### Objective
Select from the data all lines with the word "методы".

### Task input
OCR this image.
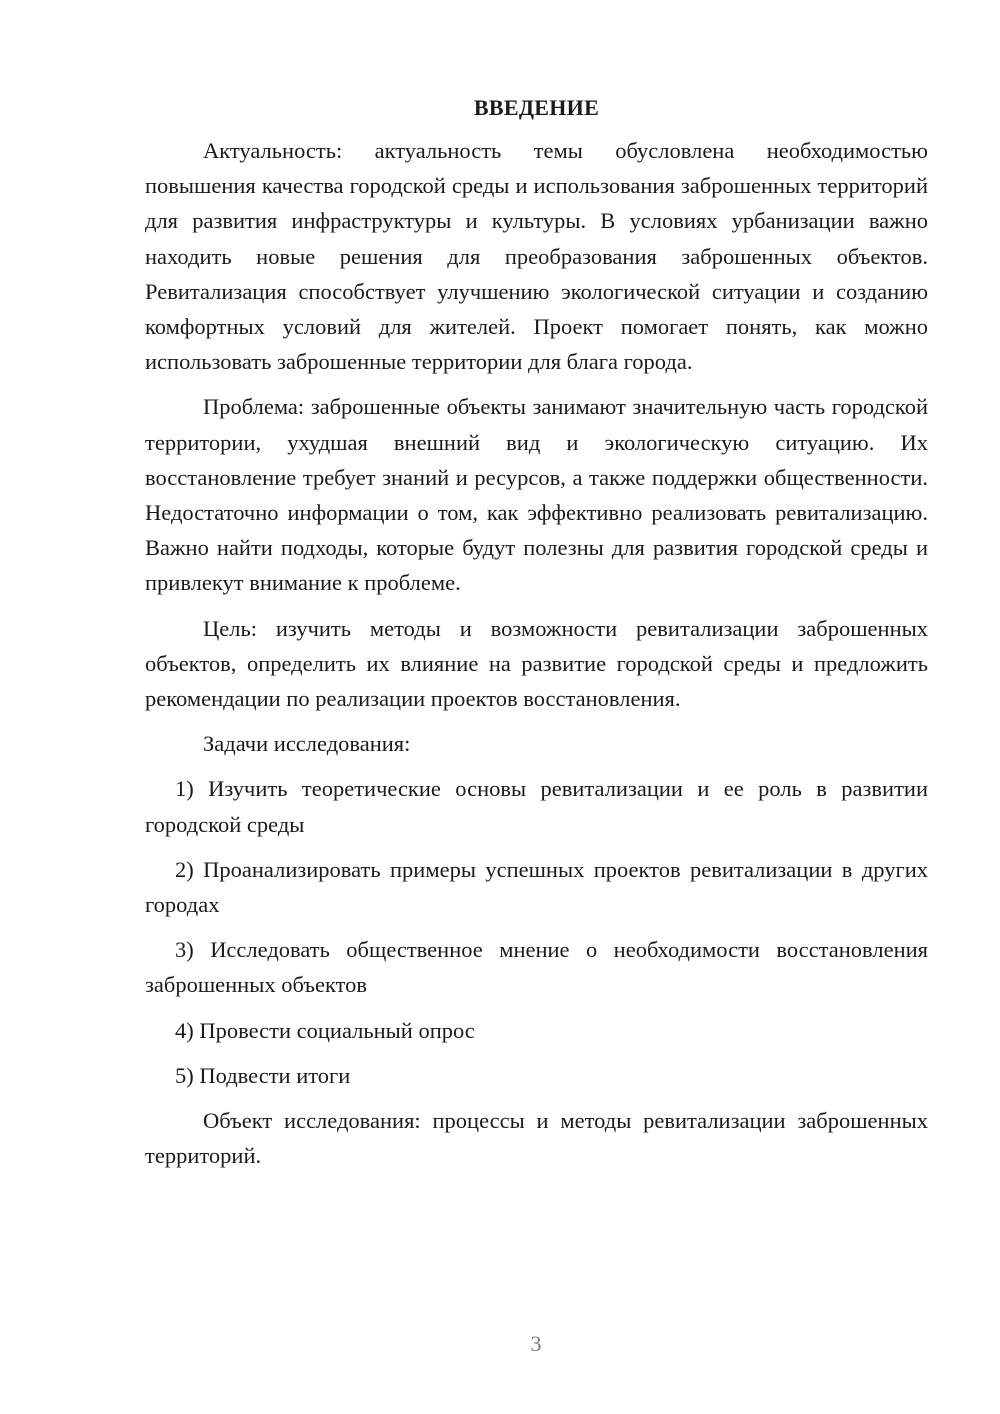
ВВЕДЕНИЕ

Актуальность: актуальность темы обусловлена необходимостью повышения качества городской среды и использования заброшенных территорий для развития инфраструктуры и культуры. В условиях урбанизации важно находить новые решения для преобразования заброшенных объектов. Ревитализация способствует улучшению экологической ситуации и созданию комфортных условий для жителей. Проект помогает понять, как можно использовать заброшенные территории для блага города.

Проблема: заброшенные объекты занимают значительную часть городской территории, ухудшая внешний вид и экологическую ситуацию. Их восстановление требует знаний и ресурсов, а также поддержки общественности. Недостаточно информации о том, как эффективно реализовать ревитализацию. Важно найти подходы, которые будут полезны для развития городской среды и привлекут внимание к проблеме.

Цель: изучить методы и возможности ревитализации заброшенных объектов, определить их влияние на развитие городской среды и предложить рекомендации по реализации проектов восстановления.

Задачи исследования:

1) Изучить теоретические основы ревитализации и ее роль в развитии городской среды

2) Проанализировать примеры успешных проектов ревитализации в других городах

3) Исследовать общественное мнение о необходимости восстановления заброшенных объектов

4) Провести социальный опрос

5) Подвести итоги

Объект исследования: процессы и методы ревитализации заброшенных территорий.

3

---

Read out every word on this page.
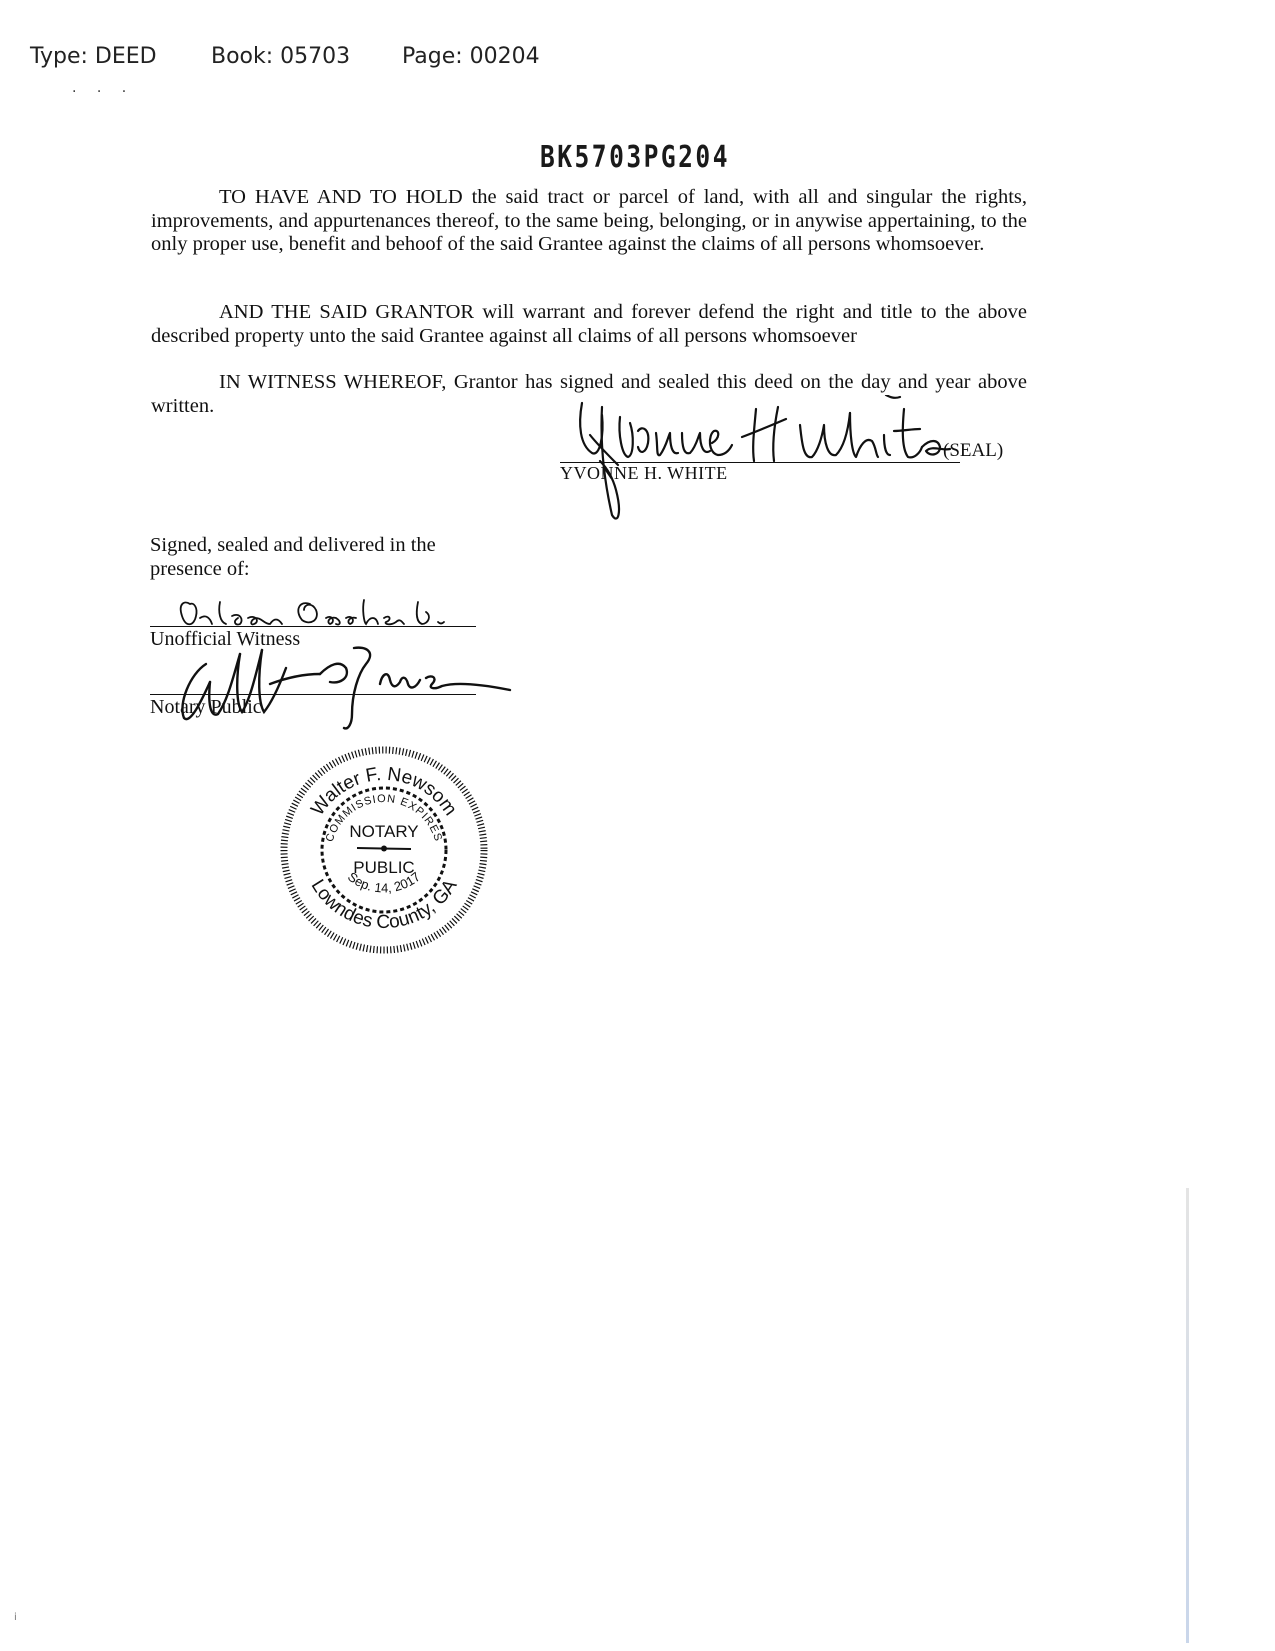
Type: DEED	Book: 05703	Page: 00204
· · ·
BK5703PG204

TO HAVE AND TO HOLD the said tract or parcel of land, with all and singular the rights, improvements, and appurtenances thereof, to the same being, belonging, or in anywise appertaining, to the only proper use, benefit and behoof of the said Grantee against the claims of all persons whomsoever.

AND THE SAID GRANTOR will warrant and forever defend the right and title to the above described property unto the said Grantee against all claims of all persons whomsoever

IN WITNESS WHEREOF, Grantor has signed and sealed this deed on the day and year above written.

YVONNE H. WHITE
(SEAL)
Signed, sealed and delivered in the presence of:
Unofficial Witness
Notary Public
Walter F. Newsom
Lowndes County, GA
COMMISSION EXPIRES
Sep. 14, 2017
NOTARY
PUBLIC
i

### Written solution
Цель: изучить методы и возможности ревитализации заброшенных объектов, определить их влияние на развитие городской среды и предложить рекомендации по реализации проектов восстановления.
Объект исследования: процессы и методы ревитализации заброшенных территорий.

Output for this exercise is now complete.